### Your instructions
Where does the string "Mensagens" appear in the records? Copy every line that contains it.

### Data excerpts
⟨
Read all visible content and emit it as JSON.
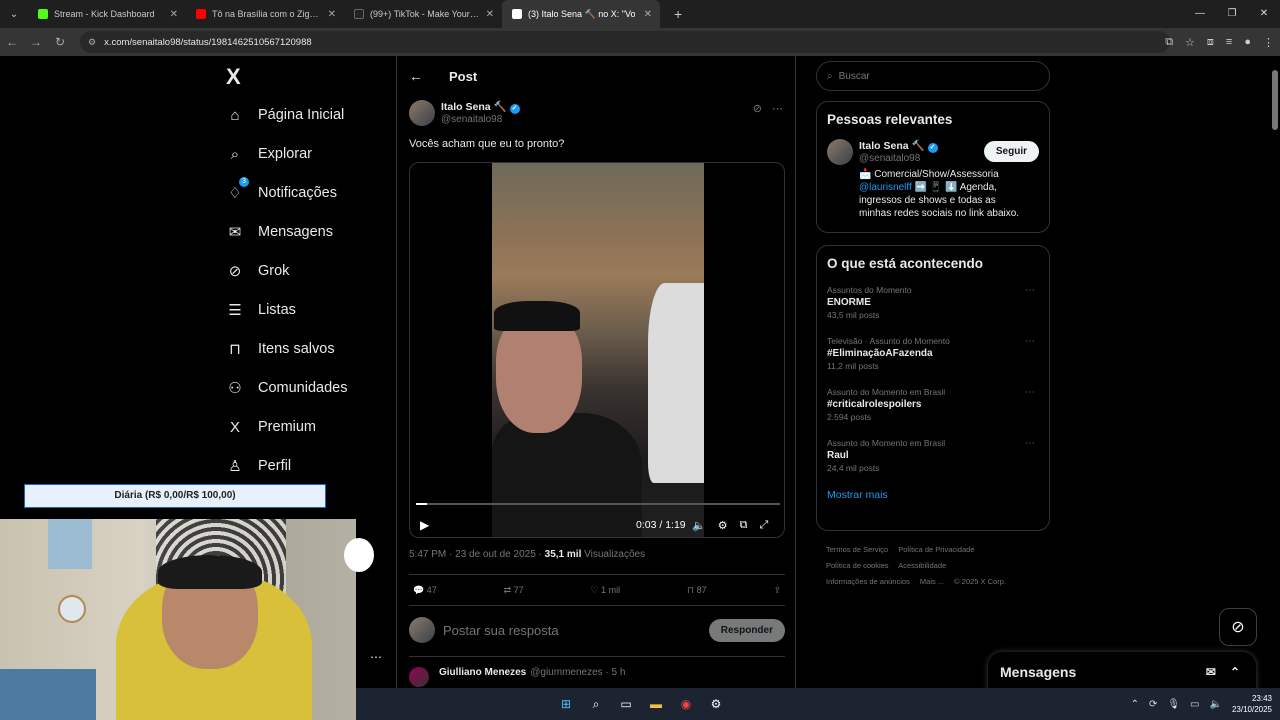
{
  "browser": {
    "tabs": [
      {
        "title": "Stream - Kick Dashboard",
        "fav_color": "#53fc18",
        "active": false
      },
      {
        "title": "Tô na Brasília com o Zigão - Yo",
        "fav_color": "#ff0000",
        "active": false
      },
      {
        "title": "(99+) TikTok - Make Your Day",
        "fav_color": "#222222",
        "active": false
      },
      {
        "title": "(3) Italo Sena 🔨 no X: \"Vo",
        "fav_color": "#ffffff",
        "active": true
      }
    ],
    "new_tab_glyph": "+",
    "url": "x.com/senaitalo98/status/1981462510567120988"
  },
  "sidebar": {
    "logo": "X",
    "items": [
      {
        "label": "Página Inicial",
        "icon": "home-icon",
        "glyph": "⌂"
      },
      {
        "label": "Explorar",
        "icon": "search-icon",
        "glyph": "⌕"
      },
      {
        "label": "Notificações",
        "icon": "bell-icon",
        "glyph": "🔔",
        "badge": "3"
      },
      {
        "label": "Mensagens",
        "icon": "mail-icon",
        "glyph": "✉"
      },
      {
        "label": "Grok",
        "icon": "grok-icon",
        "glyph": "⊘"
      },
      {
        "label": "Listas",
        "icon": "list-icon",
        "glyph": "☰"
      },
      {
        "label": "Itens salvos",
        "icon": "bookmark-icon",
        "glyph": "🔖"
      },
      {
        "label": "Comunidades",
        "icon": "people-icon",
        "glyph": "👥"
      },
      {
        "label": "Premium",
        "icon": "x-premium-icon",
        "glyph": "X"
      },
      {
        "label": "Perfil",
        "icon": "person-icon",
        "glyph": "👤"
      }
    ]
  },
  "post": {
    "header_title": "Post",
    "author_name": "Italo Sena 🔨",
    "author_handle": "@senaitalo98",
    "text": "Vocês acham que eu to pronto?",
    "video": {
      "time": "0:03 / 1:19",
      "progress": 0.03
    },
    "meta_time": "5:47 PM · 23 de out de 2025 · ",
    "views_count": "35,1 mil",
    "views_label": " Visualizações",
    "stats": {
      "replies": "47",
      "reposts": "77",
      "likes": "1 mil",
      "bookmarks": "87"
    },
    "reply_placeholder": "Postar sua resposta",
    "reply_button": "Responder",
    "reply": {
      "name": "Giulliano Menezes",
      "handle": "@giummenezes · 5 h"
    }
  },
  "right": {
    "search_placeholder": "Buscar",
    "relevant_title": "Pessoas relevantes",
    "relevant_person": {
      "name": "Italo Sena 🔨",
      "handle": "@senaitalo98",
      "follow_label": "Seguir",
      "bio_prefix": "📩 Comercial/Show/Assessoria ",
      "bio_link": "@laurisnelff",
      "bio_suffix": " ➡️ 📱 ⬇️ Agenda, ingressos de shows e todas as minhas redes sociais no link abaixo."
    },
    "trending_title": "O que está acontecendo",
    "trends": [
      {
        "context": "Assuntos do Momento",
        "name": "ENORME",
        "count": "43,5 mil posts"
      },
      {
        "context": "Televisão · Assunto do Momento",
        "name": "#EliminaçãoAFazenda",
        "count": "11,2 mil posts"
      },
      {
        "context": "Assunto do Momento em Brasil",
        "name": "#criticalrolespoilers",
        "count": "2.594 posts"
      },
      {
        "context": "Assunto do Momento em Brasil",
        "name": "Raul",
        "count": "24,4 mil posts"
      }
    ],
    "show_more": "Mostrar mais",
    "footer_links": [
      "Termos de Serviço",
      "Política de Privacidade",
      "Política de cookies",
      "Acessibilidade",
      "Informações de anúncios",
      "Mais ...",
      "© 2025 X Corp."
    ],
    "messages_drawer": "Mensagens"
  },
  "overlay": {
    "goal_text": "Diária (R$ 0,00/R$ 100,00)"
  },
  "taskbar": {
    "time": "23:43",
    "date": "23/10/2025"
  }
}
⟩
### The result
        "label": "Mensagens",
    "messages_drawer": "Mensagens"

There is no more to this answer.